■ Aim: Scan the records for the word "this". Copy each line that includes it.

[Items listed in a dataset]
┌────────
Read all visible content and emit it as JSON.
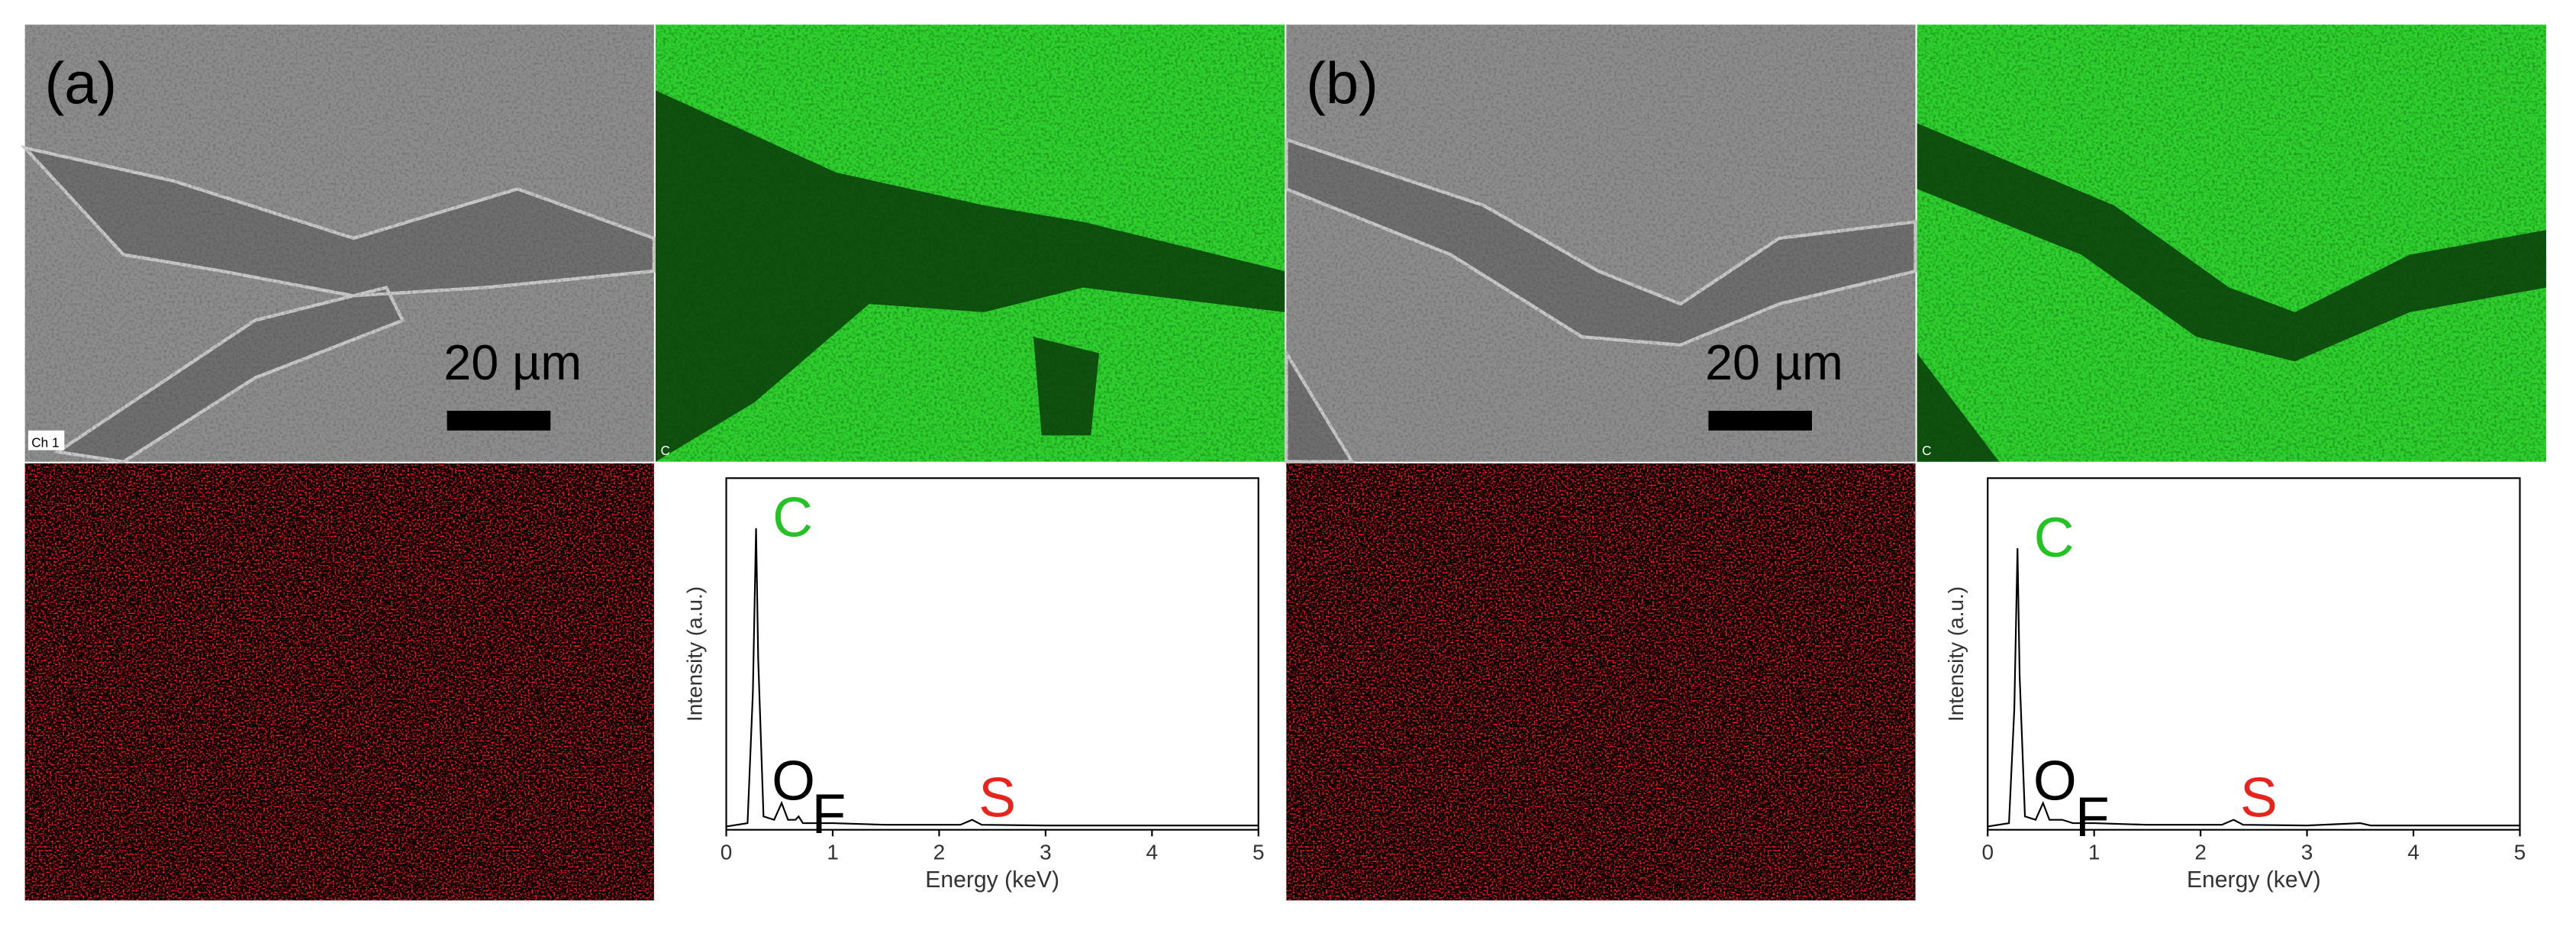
{
  "panels": [
    {
      "label": "(a)",
      "scale_bar": "20 µm",
      "sem_channel": "Ch 1",
      "map_label": "C",
      "spectrum": {
        "type": "line",
        "y_label": "Intensity (a.u.)",
        "x_label": "Energy (keV)",
        "xlim": [
          0,
          5
        ],
        "xticks": [
          0,
          1,
          2,
          3,
          4,
          5
        ],
        "ylim": [
          0,
          100
        ],
        "x": [
          0,
          0.2,
          0.25,
          0.28,
          0.3,
          0.35,
          0.45,
          0.52,
          0.58,
          0.65,
          0.68,
          0.72,
          0.8,
          1.0,
          1.5,
          2.2,
          2.31,
          2.4,
          3,
          4,
          5
        ],
        "values": [
          0,
          1,
          40,
          89,
          50,
          3,
          2,
          7,
          2,
          2,
          3,
          1,
          1,
          1,
          0.5,
          0.5,
          2,
          0.5,
          0.3,
          0.3,
          0.3
        ],
        "color": "#000000",
        "peaks": [
          {
            "label": "C",
            "x": 0.28,
            "color": "#22c322"
          },
          {
            "label": "O",
            "x": 0.52,
            "color": "#000000"
          },
          {
            "label": "F",
            "x": 0.68,
            "color": "#000000"
          },
          {
            "label": "S",
            "x": 2.31,
            "color": "#e8231c"
          }
        ]
      }
    },
    {
      "label": "(b)",
      "scale_bar": "20 µm",
      "sem_channel": null,
      "map_label": "C",
      "spectrum": {
        "type": "line",
        "y_label": "Intensity (a.u.)",
        "x_label": "Energy (keV)",
        "xlim": [
          0,
          5
        ],
        "xticks": [
          0,
          1,
          2,
          3,
          4,
          5
        ],
        "ylim": [
          0,
          100
        ],
        "x": [
          0,
          0.2,
          0.25,
          0.28,
          0.3,
          0.35,
          0.45,
          0.52,
          0.58,
          0.65,
          0.7,
          0.8,
          1.0,
          1.5,
          2.2,
          2.31,
          2.4,
          3,
          3.5,
          3.6,
          4,
          5
        ],
        "values": [
          0,
          1,
          35,
          83,
          45,
          3,
          2,
          7,
          2,
          2,
          2,
          1,
          1,
          0.5,
          0.5,
          2,
          0.5,
          0.3,
          1,
          0.3,
          0.3,
          0.3
        ],
        "color": "#000000",
        "peaks": [
          {
            "label": "C",
            "x": 0.28,
            "color": "#22c322"
          },
          {
            "label": "O",
            "x": 0.52,
            "color": "#000000"
          },
          {
            "label": "F",
            "x": 0.7,
            "color": "#000000"
          },
          {
            "label": "S",
            "x": 2.31,
            "color": "#e8231c"
          }
        ]
      }
    }
  ]
}
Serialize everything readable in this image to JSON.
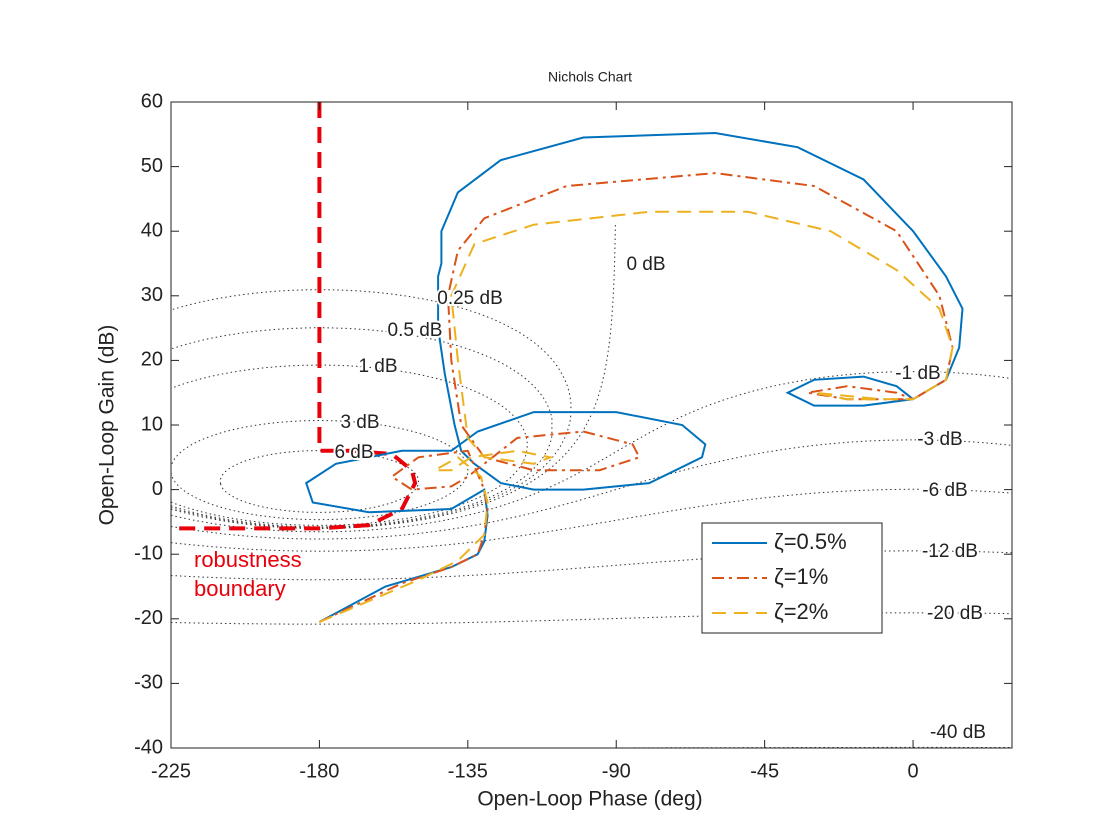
{
  "chart_data": {
    "type": "nichols",
    "title": "Nichols Chart",
    "x_label": "Open-Loop Phase (deg)",
    "y_label": "Open-Loop Gain (dB)",
    "xlim": [
      -225,
      30
    ],
    "ylim": [
      -40,
      60
    ],
    "xticks": [
      -225,
      -180,
      -135,
      -90,
      -45,
      0
    ],
    "yticks": [
      -40,
      -30,
      -20,
      -10,
      0,
      10,
      20,
      30,
      40,
      50,
      60
    ],
    "mag_contours": [
      {
        "value": 0,
        "label": "0 dB"
      },
      {
        "value": 0.25,
        "label": "0.25 dB"
      },
      {
        "value": 0.5,
        "label": "0.5 dB"
      },
      {
        "value": 1,
        "label": "1 dB"
      },
      {
        "value": 3,
        "label": "3 dB"
      },
      {
        "value": 6,
        "label": "6 dB"
      },
      {
        "value": -1,
        "label": "-1 dB"
      },
      {
        "value": -3,
        "label": "-3 dB"
      },
      {
        "value": -6,
        "label": "-6 dB"
      },
      {
        "value": -12,
        "label": "-12 dB"
      },
      {
        "value": -20,
        "label": "-20 dB"
      },
      {
        "value": -40,
        "label": "-40 dB"
      }
    ],
    "series": [
      {
        "name": "ζ=0.5%",
        "color": "#0072BD",
        "dash": "solid",
        "x": [
          -180,
          -160,
          -140,
          -132,
          -130,
          -129,
          -130,
          -140,
          -165,
          -182,
          -184,
          -175,
          -155,
          -140,
          -132,
          -115,
          -90,
          -70,
          -63,
          -64,
          -80,
          -100,
          -115,
          -125,
          -133,
          -137,
          -139,
          -142,
          -144,
          -144,
          -143,
          -143,
          -138,
          -125,
          -100,
          -60,
          -35,
          -15,
          0,
          10,
          15,
          14,
          10,
          0,
          -15,
          -30,
          -38,
          -30,
          -15,
          -5,
          0
        ],
        "values": [
          -20.5,
          -15,
          -12,
          -10,
          -8,
          -4,
          0,
          -3,
          -3.5,
          -2,
          1,
          4,
          6,
          6,
          9,
          12,
          12,
          10,
          7,
          5,
          1,
          0,
          0,
          1,
          4,
          6,
          10,
          18,
          25,
          33,
          35,
          40,
          46,
          51,
          54.5,
          55.2,
          53,
          48,
          40,
          33,
          28,
          22,
          17,
          14,
          13,
          13,
          15,
          17,
          17.5,
          16,
          14
        ]
      },
      {
        "name": "ζ=1%",
        "color": "#D95319",
        "dash": "dashdot",
        "x": [
          -180,
          -155,
          -140,
          -132,
          -130,
          -129,
          -130,
          -135,
          -150,
          -158,
          -152,
          -140,
          -135,
          -120,
          -100,
          -85,
          -83,
          -95,
          -115,
          -130,
          -137,
          -140,
          -141,
          -138,
          -130,
          -105,
          -60,
          -30,
          -5,
          8,
          12,
          10,
          0,
          -20,
          -32,
          -20,
          -5,
          0
        ],
        "values": [
          -20.5,
          -14.5,
          -12,
          -10,
          -7,
          -3,
          0,
          6,
          5,
          2,
          0,
          0.5,
          2,
          8,
          9,
          7,
          5,
          3,
          3,
          5,
          10,
          20,
          30,
          37,
          42,
          47,
          49,
          47,
          40,
          30,
          22,
          17,
          14,
          14,
          15,
          16,
          15,
          14
        ]
      },
      {
        "name": "ζ=2%",
        "color": "#EDB120",
        "dash": "dashed",
        "x": [
          -180,
          -150,
          -138,
          -130,
          -129,
          -131,
          -138,
          -145,
          -140,
          -134,
          -120,
          -110,
          -115,
          -130,
          -135,
          -138,
          -140,
          -133,
          -115,
          -80,
          -50,
          -25,
          -5,
          8,
          12,
          10,
          0,
          -20,
          -30,
          -10,
          0
        ],
        "values": [
          -20.5,
          -14,
          -11,
          -7,
          -2,
          2,
          5,
          3,
          3,
          5,
          6,
          5,
          4,
          5,
          8,
          20,
          30,
          38,
          41,
          43,
          43,
          40,
          34,
          28,
          22,
          17,
          14,
          14,
          15,
          14,
          14
        ]
      }
    ],
    "boundary": {
      "label": "robustness boundary",
      "color": "#E8000B",
      "x": [
        -180,
        -180,
        -170,
        -158,
        -152,
        -151,
        -155,
        -165,
        -180,
        -225
      ],
      "values": [
        60,
        6,
        6,
        5.5,
        3,
        1,
        -3,
        -5.5,
        -6,
        -6
      ]
    },
    "legend_position": "lower right"
  }
}
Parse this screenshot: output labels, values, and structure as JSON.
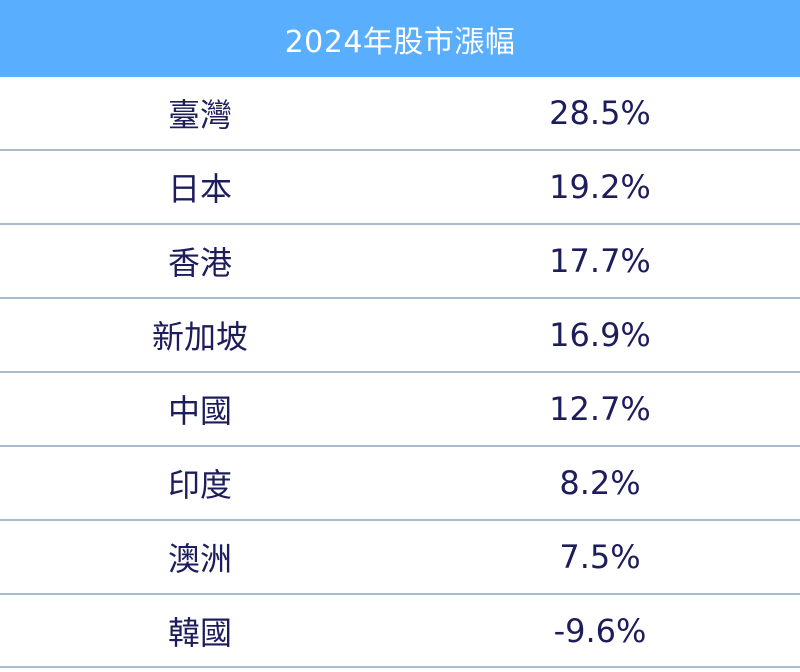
{
  "chart_data": {
    "type": "table",
    "title": "2024年股市漲幅",
    "rows": [
      {
        "label": "臺灣",
        "value": "28.5%"
      },
      {
        "label": "日本",
        "value": "19.2%"
      },
      {
        "label": "香港",
        "value": "17.7%"
      },
      {
        "label": "新加坡",
        "value": "16.9%"
      },
      {
        "label": "中國",
        "value": "12.7%"
      },
      {
        "label": "印度",
        "value": "8.2%"
      },
      {
        "label": "澳洲",
        "value": "7.5%"
      },
      {
        "label": "韓國",
        "value": "-9.6%"
      }
    ]
  },
  "colors": {
    "header_bg": "#5aaefe",
    "header_text": "#ffffff",
    "row_text": "#1d1d5c",
    "divider": "#a9bccb"
  }
}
└────────
■ Task solution:
Serialize everything readable in this image to JSON.
Parse this screenshot: output labels, values, and structure as JSON.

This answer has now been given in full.